* _EXERCISE DIRECTIONS_: What lines below include the word "Auszug"? Copy each one.

* _RECORDS FOR PROCESSING_:
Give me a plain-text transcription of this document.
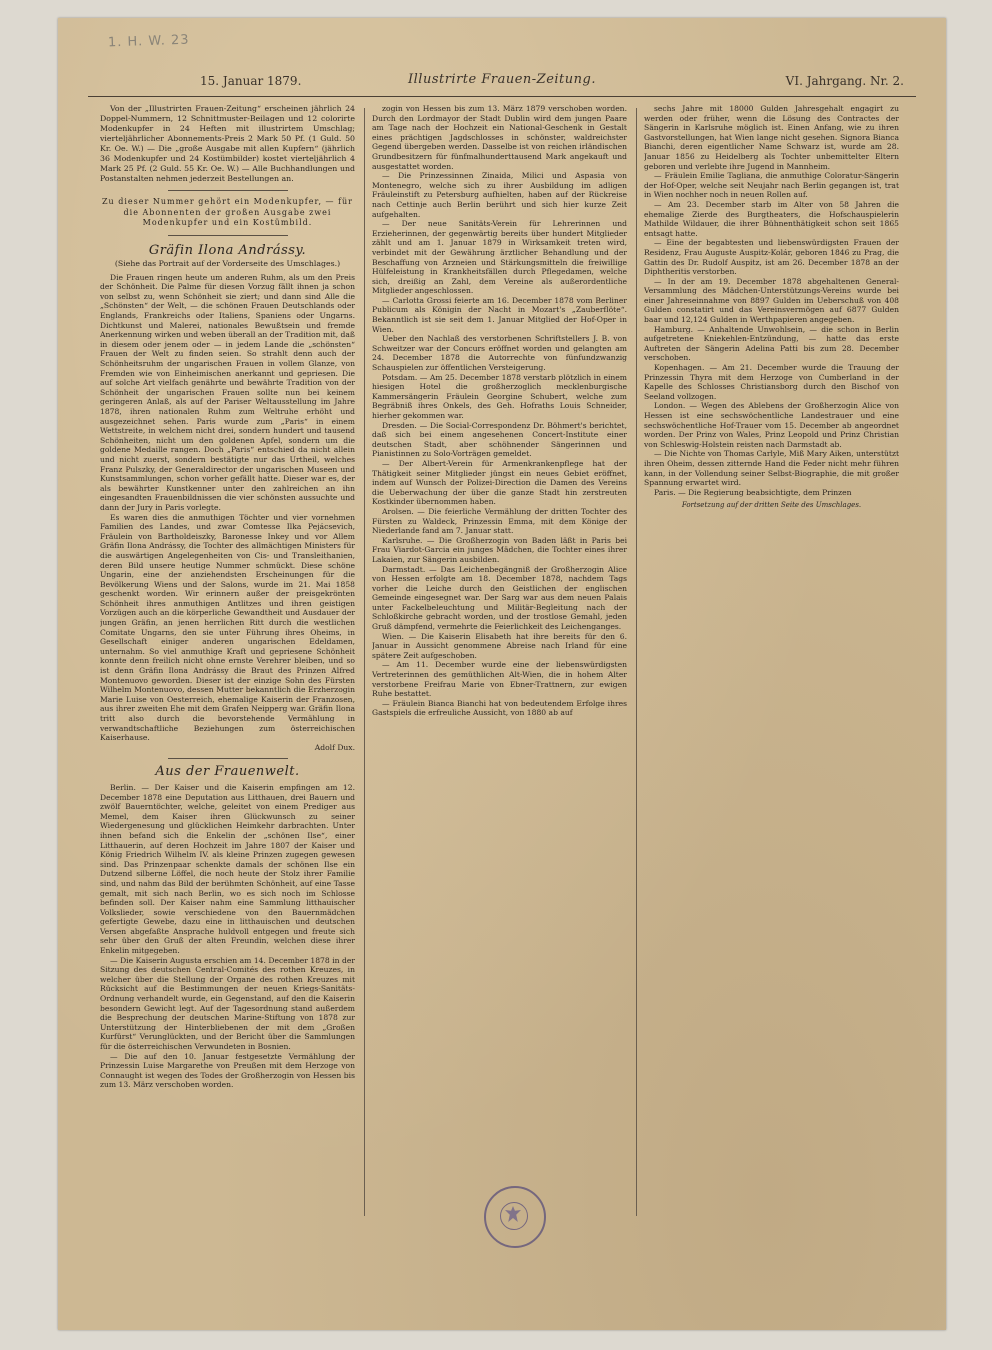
1. H. W. 23
15. Januar 1879.	Illustrirte Frauen-Zeitung.	VI. Jahrgang. Nr. 2.

Von der „Illustrirten Frauen-Zeitung“ erscheinen jährlich 24 Doppel-Nummern, 12 Schnittmuster-Beilagen und 12 colorirte Modenkupfer in 24 Heften mit illustrirtem Umschlag; vierteljährlicher Abonnements-Preis 2 Mark 50 Pf. (1 Guld. 50 Kr. Oe. W.) — Die „große Ausgabe mit allen Kupfern“ (jährlich 36 Modenkupfer und 24 Kostümbilder) kostet vierteljährlich 4 Mark 25 Pf. (2 Guld. 55 Kr. Oe. W.) — Alle Buchhandlungen und Postanstalten nehmen jederzeit Bestellungen an.

Zu dieser Nummer gehört ein Modenkupfer, — für die Abonnenten der großen Ausgabe zwei Modenkupfer und ein Kostümbild.
Gräfin Ilona Andrássy.
(Siehe das Portrait auf der Vorderseite des Umschlages.)

Die Frauen ringen heute um anderen Ruhm, als um den Preis der Schönheit. Die Palme für diesen Vorzug fällt ihnen ja schon von selbst zu, wenn Schönheit sie ziert; und dann sind Alle die „Schönsten“ der Welt, — die schönen Frauen Deutschlands oder Englands, Frankreichs oder Italiens, Spaniens oder Ungarns. Dichtkunst und Malerei, nationales Bewußtsein und fremde Anerkennung wirken und weben überall an der Tradition mit, daß in diesem oder jenem oder — in jedem Lande die „schönsten“ Frauen der Welt zu finden seien. So strahlt denn auch der Schönheitsruhm der ungarischen Frauen in vollem Glanze, von Fremden wie von Einheimischen anerkannt und gepriesen. Die auf solche Art vielfach genährte und bewährte Tradition von der Schönheit der ungarischen Frauen sollte nun bei keinem geringeren Anlaß, als auf der Pariser Weltausstellung im Jahre 1878, ihren nationalen Ruhm zum Weltruhe erhöht und ausgezeichnet sehen. Paris wurde zum „Paris“ in einem Wettstreite, in welchem nicht drei, sondern hundert und tausend Schönheiten, nicht um den goldenen Apfel, sondern um die goldene Medaille rangen. Doch „Paris“ entschied da nicht allein und nicht zuerst, sondern bestätigte nur das Urtheil, welches Franz Pulszky, der Generaldirector der ungarischen Museen und Kunstsammlungen, schon vorher gefällt hatte. Dieser war es, der als bewährter Kunstkenner unter den zahlreichen an ihn eingesandten Frauenbildnissen die vier schönsten aussuchte und dann der Jury in Paris vorlegte.

Es waren dies die anmuthigen Töchter und vier vornehmen Familien des Landes, und zwar Comtesse Ilka Pejácsevich, Fräulein von Bartholdeiszky, Baronesse Inkey und vor Allem Gräfin Ilona Andrássy, die Tochter des allmächtigen Ministers für die auswärtigen Angelegenheiten von Cis- und Transleithanien, deren Bild unsere heutige Nummer schmückt. Diese schöne Ungarin, eine der anziehendsten Erscheinungen für die Bevölkerung Wiens und der Salons, wurde im 21. Mai 1858 geschenkt worden. Wir erinnern außer der preisgekrönten Schönheit ihres anmuthigen Antlitzes und ihren geistigen Vorzügen auch an die körperliche Gewandtheit und Ausdauer der jungen Gräfin, an jenen herrlichen Ritt durch die westlichen Comitate Ungarns, den sie unter Führung ihres Oheims, in Gesellschaft einiger anderen ungarischen Edeldamen, unternahm. So viel anmuthige Kraft und gepriesene Schönheit konnte denn freilich nicht ohne ernste Verehrer bleiben, und so ist denn Gräfin Ilona Andrássy die Braut des Prinzen Alfred Montenuovo geworden. Dieser ist der einzige Sohn des Fürsten Wilhelm Montenuovo, dessen Mutter bekanntlich die Erzherzogin Marie Luise von Oesterreich, ehemalige Kaiserin der Franzosen, aus ihrer zweiten Ehe mit dem Grafen Neipperg war. Gräfin Ilona tritt also durch die bevorstehende Vermählung in verwandtschaftliche Beziehungen zum österreichischen Kaiserhause.

Adolf Dux.
Aus der Frauenwelt.

Berlin. — Der Kaiser und die Kaiserin empfingen am 12. December 1878 eine Deputation aus Litthauen, drei Bauern und zwölf Bauerntöchter, welche, geleitet von einem Prediger aus Memel, dem Kaiser ihren Glückwunsch zu seiner Wiedergenesung und glücklichen Heimkehr darbrachten. Unter ihnen befand sich die Enkelin der „schönen Ilse“, einer Litthauerin, auf deren Hochzeit im Jahre 1807 der Kaiser und König Friedrich Wilhelm IV. als kleine Prinzen zugegen gewesen sind. Das Prinzenpaar schenkte damals der schönen Ilse ein Dutzend silberne Löffel, die noch heute der Stolz ihrer Familie sind, und nahm das Bild der berühmten Schönheit, auf eine Tasse gemalt, mit sich nach Berlin, wo es sich noch im Schlosse befinden soll. Der Kaiser nahm eine Sammlung litthauischer Volkslieder, sowie verschiedene von den Bauernmädchen gefertigte Gewebe, dazu eine in litthauischen und deutschen Versen abgefaßte Ansprache huldvoll entgegen und freute sich sehr über den Gruß der alten Freundin, welchen diese ihrer Enkelin mitgegeben.

— Die Kaiserin Augusta erschien am 14. December 1878 in der Sitzung des deutschen Central-Comités des rothen Kreuzes, in welcher über die Stellung der Organe des rothen Kreuzes mit Rücksicht auf die Bestimmungen der neuen Kriegs-Sanitäts-Ordnung verhandelt wurde, ein Gegenstand, auf den die Kaiserin besondern Gewicht legt. Auf der Tagesordnung stand außerdem die Besprechung der deutschen Marine-Stiftung von 1878 zur Unterstützung der Hinterbliebenen der mit dem „Großen Kurfürst“ Verunglückten, und der Bericht über die Sammlungen für die österreichischen Verwundeten in Bosnien.

— Die auf den 10. Januar festgesetzte Vermählung der Prinzessin Luise Margarethe von Preußen mit dem Herzoge von Connaught ist wegen des Todes der Großherzogin von Hessen bis zum 13. März verschoben worden.

zogin von Hessen bis zum 13. März 1879 verschoben worden. Durch den Lordmayor der Stadt Dublin wird dem jungen Paare am Tage nach der Hochzeit ein National-Geschenk in Gestalt eines prächtigen Jagdschlosses in schönster, waldreichster Gegend übergeben werden. Dasselbe ist von reichen irländischen Grundbesitzern für fünfmalhunderttausend Mark angekauft und ausgestattet worden.

— Die Prinzessinnen Zinaida, Milici und Aspasia von Montenegro, welche sich zu ihrer Ausbildung im adligen Fräuleinstift zu Petersburg aufhielten, haben auf der Rückreise nach Cettinje auch Berlin berührt und sich hier kurze Zeit aufgehalten.

— Der neue Sanitäts-Verein für Lehrerinnen und Erzieherinnen, der gegenwärtig bereits über hundert Mitglieder zählt und am 1. Januar 1879 in Wirksamkeit treten wird, verbindet mit der Gewährung ärztlicher Behandlung und der Beschaffung von Arzneien und Stärkungsmitteln die freiwillige Hülfeleistung in Krankheitsfällen durch Pflegedamen, welche sich, dreißig an Zahl, dem Vereine als außerordentliche Mitglieder angeschlossen.

— Carlotta Grossi feierte am 16. December 1878 vom Berliner Publicum als Königin der Nacht in Mozart's „Zauberflöte“. Bekanntlich ist sie seit dem 1. Januar Mitglied der Hof-Oper in Wien.

Ueber den Nachlaß des verstorbenen Schriftstellers J. B. von Schweitzer war der Concurs eröffnet worden und gelangten am 24. December 1878 die Autorrechte von fünfundzwanzig Schauspielen zur öffentlichen Versteigerung.

Potsdam. — Am 25. December 1878 verstarb plötzlich in einem hiesigen Hotel die großherzoglich mecklenburgische Kammersängerin Fräulein Georgine Schubert, welche zum Begräbniß ihres Onkels, des Geh. Hofraths Louis Schneider, hierher gekommen war.

Dresden. — Die Social-Correspondenz Dr. Böhmert's berichtet, daß sich bei einem angesehenen Concert-Institute einer deutschen Stadt, aber schöhnender Sängerinnen und Pianistinnen zu Solo-Vorträgen gemeldet.

— Der Albert-Verein für Armenkrankenpflege hat der Thätigkeit seiner Mitglieder jüngst ein neues Gebiet eröffnet, indem auf Wunsch der Polizei-Direction die Damen des Vereins die Ueberwachung der über die ganze Stadt hin zerstreuten Kostkinder übernommen haben.

Arolsen. — Die feierliche Vermählung der dritten Tochter des Fürsten zu Waldeck, Prinzessin Emma, mit dem Könige der Niederlande fand am 7. Januar statt.

Karlsruhe. — Die Großherzogin von Baden läßt in Paris bei Frau Viardot-Garcia ein junges Mädchen, die Tochter eines ihrer Lakaien, zur Sängerin ausbilden.

Darmstadt. — Das Leichenbegängniß der Großherzogin Alice von Hessen erfolgte am 18. December 1878, nachdem Tags vorher die Leiche durch den Geistlichen der englischen Gemeinde eingesegnet war. Der Sarg war aus dem neuen Palais unter Fackelbeleuchtung und Militär-Begleitung nach der Schloßkirche gebracht worden, und der trostlose Gemahl, jeden Gruß dämpfend, vermehrte die Feierlichkeit des Leichenganges.

Wien. — Die Kaiserin Elisabeth hat ihre bereits für den 6. Januar in Aussicht genommene Abreise nach Irland für eine spätere Zeit aufgeschoben.

— Am 11. December wurde eine der liebenswürdigsten Vertreterinnen des gemüthlichen Alt-Wien, die in hohem Alter verstorbene Freifrau Marie von Ebner-Trattnern, zur ewigen Ruhe bestattet.

— Fräulein Bianca Bianchi hat von bedeutendem Erfolge ihres Gastspiels die erfreuliche Aussicht, von 1880 ab auf

sechs Jahre mit 18000 Gulden Jahresgehalt engagirt zu werden oder früher, wenn die Lösung des Contractes der Sängerin in Karlsruhe möglich ist. Einen Anfang, wie zu ihren Gastvorstellungen, hat Wien lange nicht gesehen. Signora Bianca Bianchi, deren eigentlicher Name Schwarz ist, wurde am 28. Januar 1856 zu Heidelberg als Tochter unbemittelter Eltern geboren und verlebte ihre Jugend in Mannheim.

— Fräulein Emilie Tagliana, die anmuthige Coloratur-Sängerin der Hof-Oper, welche seit Neujahr nach Berlin gegangen ist, trat in Wien nochher noch in neuen Rollen auf.

— Am 23. December starb im Alter von 58 Jahren die ehemalige Zierde des Burgtheaters, die Hofschauspielerin Mathilde Wildauer, die ihrer Bühnenthätigkeit schon seit 1865 entsagt hatte.

— Eine der begabtesten und liebenswürdigsten Frauen der Residenz, Frau Auguste Auspitz-Kolár, geboren 1846 zu Prag, die Gattin des Dr. Rudolf Auspitz, ist am 26. December 1878 an der Diphtheritis verstorben.

— In der am 19. December 1878 abgehaltenen General-Versammlung des Mädchen-Unterstützungs-Vereins wurde bei einer Jahreseinnahme von 8897 Gulden im Ueberschuß von 408 Gulden constatirt und das Vereinsvermögen auf 6877 Gulden baar und 12,124 Gulden in Werthpapieren angegeben.

Hamburg. — Anhaltende Unwohlsein, — die schon in Berlin aufgetretene Kniekehlen-Entzündung, — hatte das erste Auftreten der Sängerin Adelina Patti bis zum 28. December verschoben.

Kopenhagen. — Am 21. December wurde die Trauung der Prinzessin Thyra mit dem Herzoge von Cumberland in der Kapelle des Schlosses Christiansborg durch den Bischof von Seeland vollzogen.

London. — Wegen des Ablebens der Großherzogin Alice von Hessen ist eine sechswöchentliche Landestrauer und eine sechswöchentliche Hof-Trauer vom 15. December ab angeordnet worden. Der Prinz von Wales, Prinz Leopold und Prinz Christian von Schleswig-Holstein reisten nach Darmstadt ab.

— Die Nichte von Thomas Carlyle, Miß Mary Aiken, unterstützt ihren Oheim, dessen zitternde Hand die Feder nicht mehr führen kann, in der Vollendung seiner Selbst-Biographie, die mit großer Spannung erwartet wird.

Paris. — Die Regierung beabsichtigte, dem Prinzen

Fortsetzung auf der dritten Seite des Umschlages.
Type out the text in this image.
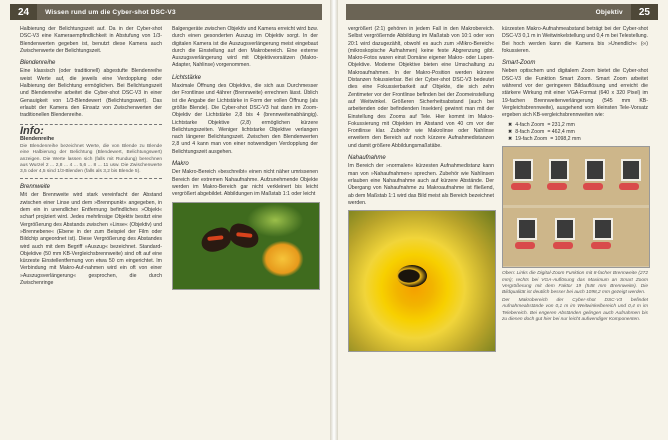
24	Wissen rund um die Cyber-shot DSC-V3	Objektiv	25

Halbierung der Belichtungszeit auf. Da in der Cyber-shot DSC-V3 eine Kameraempfindlichkeit in Abstufung von 1/3-Blendenwerten gegeben ist, benutzt diese Kamera auch Zwischenwerte der Belichtungszeit.

Blendenreihe

Eine klassisch (oder traditionell) abgestufte Blendenreihe weist Werte auf, die jeweils eine Verdopplung oder Halbierung der Belichtung ermöglichen. Bei Belichtungszeit und Blendenreihe arbeitet die Cyber-shot DSC-V3 in einer Genauigkeit von 1/3-Blendewert (Belichtungswert). Das erlaubt der Kamera den Einsatz von Zwischenwerten der traditionellen Blendenreihe.

Info:
Blendenreihe
Die Blendenreihe bezeichnet Werte, die von Blende zu Blende eine Halbierung der Belichtung (Blendewert, Belichtungswert) anzeigen. Die Werte lassen sich (falls mit Rundung) berechnen aus Wurzel 2 ... 2,8 ... 4 ... 5,6 ... 8 ... 11 usw. Die Zwischenwerte 3,5 oder 4,5 sind 1/3-Blenden (falls als 3,2 bis Blende 5).
Brennweite

Mit der Brennweite wird stark vereinfacht der Abstand zwischen einer Linse und dem »Brennpunkt« angegeben, in dem ein in unendlicher Entfernung befindliches »Objekt« scharf projiziert wird. Jedes mehrlinsige Objektiv besitzt eine Vergrößerung des Abstands zwischen »Linse« (Objektiv) und »Brennebene« (Ebene in der zum Beispiel der Film oder Bildchip angeordnet ist). Diese Vergrößerung des Abstandes wird auch mit dem Begriff »Auszug« bezeichnet. Standard-Objektive (50 mm KB-Vergleichsbrennweite) sind oft auf eine kürzeste Einstellentfernung von etwa 50 cm eingerichtet. Im Verbindung mit Makro-Auf-nahmen wird ein oft von einer »Auszugsverlängerung« gesprochen, die durch Zwischenringe

Balgengeräte zwischen Objektiv und Kamera erreicht wird bzw. durch einen gesonderten Auszug im Objektiv sorgt. In der digitalen Kamera ist die Auszugsverlängerung meist eingebaut durch die Einstellung auf den Makrobereich. Eine externe Auszugsverlängerung wird mit Objektivvorsätzen (Makro-Adapter, Nahlinse) vorgenommen.

Lichtstärke

Maximale Öffnung des Objektivs, die sich aus Durchmesser der Frontlinse und 4ährer (Brennweite) errechnen lässt. Üblich ist die Angabe der Lichtstärke in Form der vollen Öffnung (als größte Blende). Die Cyber-shot DSC-V3 hat dann im Zoom-Objektiv der Lichtstärke 2,8 bis 4 (brennweitenabhängig). Lichtstarke Objektive (2,8) ermöglichen kürzere Belichtungszeiten. Weniger lichtstarke Objektive verlangen nach längerer Belichtungszeit. Zwischen den Blendenwerten 2,8 und 4 kann man von einer notwendigen Verdopplung der Belichtungszeit ausgehen.

Makro

Der Makro-Bereich »beschreibt« einen nicht näher umrissenen Bereich der extremen Nahaufnahme. Aufzunehmende Objekte werden im Makro-Bereich gar nicht verkleinert bis leicht vergrößert abgebildet. Abbildungen im Maßstab 1:1 oder leicht

vergrößert (2:1) gehören in jedem Fall in den Makrobereich. Selbst vergrößernde Abbildung im Maßstab von 10:1 oder von 20:1 wird dazugezählt, obwohl es auch zum »Mikro-Bereich« (mikroskopische Aufnahmen) keine feste Abgrenzung gibt. Makro-Fotos waren einst Domäne eigener Makro- oder Lupen-Objektive. Moderne Objektive bieten eine Umschaltung zu Makroaufnahmen. In der Makro-Position werden kürzere Distanzen fokussierbar. Bei der Cyber-shot DSC-V3 bedeutet dies eine Fokussierbarkeit auf Objekte, die sich zehn Zentimeter vor der Frontlinse befinden bei der Zoomeinstellung auf Weitwinkel. Größeren Sicherheitsabstand (auch bei arbeitenden oder befindenden Insekten) gewinnt man mit der Einstellung des Zooms auf Tele. Hier kommt im Makro-Fokussierung mit Objekten im Abstand von 40 cm vor der Frontlinse klar. Zubehör wie Makrolinse oder Nahlinse erweitern den Bereich auf noch kürzere Aufnahmedistanzen und damit größere Abbildungsmaßstäbe.

Nahaufnahme

Im Bereich der »normalen« kürzesten Aufnahmedistanz kann man von »Nahaufnahmen« sprechen. Zubehör wie Nahlinsen erlauben eine Nahaufnahme auch auf kürzere Abstände. Der Übergang von Nahaufnahme zu Makroaufnahme ist fließend, ab dem Maßstab 1:1 wird das Bild meist als Bereich bezeichnet werden.

kürzesten Makro-Aufnahmeabstand beträgt bei der Cyber-shot DSC-V3 0,1 m in Weitwinkelstellung und 0,4 m bei Telestellung. Bei hoch werden kann die Kamera bis »Unendlich« (∞) fokussieren.

Smart-Zoom

Neben optischem und digitalem Zoom bietet die Cyber-shot DSC-V3 die Funktion Smart Zoom. Smart Zoom arbeitet während vor der geringeren Bildauflösung und erreicht die stärkere Wirkung mit einer VGA-Format (640 x 320 Pixel) im 19-fachen Brennweitenverlängerung (545 mm KB-Vergleichsbrennweite), ausgehend vom kleinsten Tele-Vorsatz ergeben sich KB-vergleichsbrennweiten wie:

✖ 4-fach Zoom = 231,2 mm
✖ 8-fach Zoom = 462,4 mm
✖ 19-fach Zoom = 1098,2 mm

Oben: Links die Digital-Zoom Funktion mit 8-facher Brennweite (272 mm); rechts bei VGA-Auflösung das Maximum an Smart Zoom Vergrößerung mit dem Faktor 19 (548 mm Brennweite). Die Bildqualität ist deutlich besser bei auch 1098,2 mm gezeigt werden.

Der Makrobereich der Cyber-shot DSC-V3 befindet Aufnahmeabstände von 0,1 m im Weitwinkelbereich und 0,4 m im Telebereich. Bei engeren Abständen gelingen auch Aufnahmen bis zu diesen doch gut hier bei nur leicht aufwendiger Komponenten.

* _WRITTEN ANSWER_:
Mit der Brennweite wird stark vereinfacht der Abstand zwischen einer Linse und dem »Brennpunkt« angegeben, in dem ein in unendlicher Entfernung befindliches »Objekt« scharf projiziert wird. Jedes mehrlinsige Objektiv besitzt eine Vergrößerung des Abstands zwischen »Linse« (Objektiv) und »Brennebene« (Ebene in der zum Beispiel der Film oder Bildchip angeordnet ist). Diese Vergrößerung des Abstandes wird auch mit dem Begriff »Auszug« bezeichnet. Standard-Objektive (50 mm KB-Vergleichsbrennweite) sind oft auf eine kürzeste Einstellentfernung von etwa 50 cm eingerichtet. Im Verbindung mit Makro-Auf-nahmen wird ein oft von einer »Auszugsverlängerung« gesprochen, die durch Zwischenringe
Balgengeräte zwischen Objektiv und Kamera erreicht wird bzw. durch einen gesonderten Auszug im Objektiv sorgt. In der digitalen Kamera ist die Auszugsverlängerung meist eingebaut durch die Einstellung auf den Makrobereich. Eine externe Auszugsverlängerung wird mit Objektivvorsätzen (Makro-Adapter, Nahlinse) vorgenommen.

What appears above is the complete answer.